GOAL OF THE EXERCISE.
Which lines hold the string "text"? Copy every one of them.
>> Begin SUPPLIED MATERIAL
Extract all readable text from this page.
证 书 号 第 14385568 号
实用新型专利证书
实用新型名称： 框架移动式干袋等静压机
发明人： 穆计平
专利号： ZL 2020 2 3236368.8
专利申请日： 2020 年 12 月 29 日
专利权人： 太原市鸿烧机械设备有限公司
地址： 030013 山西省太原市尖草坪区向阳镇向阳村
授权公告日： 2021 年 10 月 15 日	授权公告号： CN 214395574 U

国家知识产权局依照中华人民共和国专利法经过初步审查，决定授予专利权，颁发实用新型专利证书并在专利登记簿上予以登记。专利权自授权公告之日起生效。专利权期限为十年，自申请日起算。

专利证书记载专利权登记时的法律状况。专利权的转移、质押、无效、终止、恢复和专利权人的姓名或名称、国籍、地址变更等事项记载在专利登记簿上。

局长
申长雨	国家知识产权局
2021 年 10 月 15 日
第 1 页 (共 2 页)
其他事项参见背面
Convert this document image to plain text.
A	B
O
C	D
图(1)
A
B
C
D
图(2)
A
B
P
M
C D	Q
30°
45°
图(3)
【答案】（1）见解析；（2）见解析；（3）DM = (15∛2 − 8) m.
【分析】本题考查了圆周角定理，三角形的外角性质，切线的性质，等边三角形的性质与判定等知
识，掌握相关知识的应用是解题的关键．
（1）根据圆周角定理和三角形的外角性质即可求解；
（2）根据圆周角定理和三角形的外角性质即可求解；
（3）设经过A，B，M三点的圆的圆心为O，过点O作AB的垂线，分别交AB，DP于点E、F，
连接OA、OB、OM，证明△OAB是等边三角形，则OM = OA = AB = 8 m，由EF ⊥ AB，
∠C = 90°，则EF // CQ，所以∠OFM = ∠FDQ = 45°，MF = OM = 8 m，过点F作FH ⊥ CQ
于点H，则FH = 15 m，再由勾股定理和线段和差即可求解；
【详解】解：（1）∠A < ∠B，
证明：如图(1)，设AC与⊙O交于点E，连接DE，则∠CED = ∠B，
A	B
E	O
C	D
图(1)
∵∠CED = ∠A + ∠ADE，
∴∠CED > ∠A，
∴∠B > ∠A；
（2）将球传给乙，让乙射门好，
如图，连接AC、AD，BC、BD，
>> End SUPPLIED MATERIAL
TASK SOLUTION.
Extract all readable text from this page.
Convert this document image to plain text.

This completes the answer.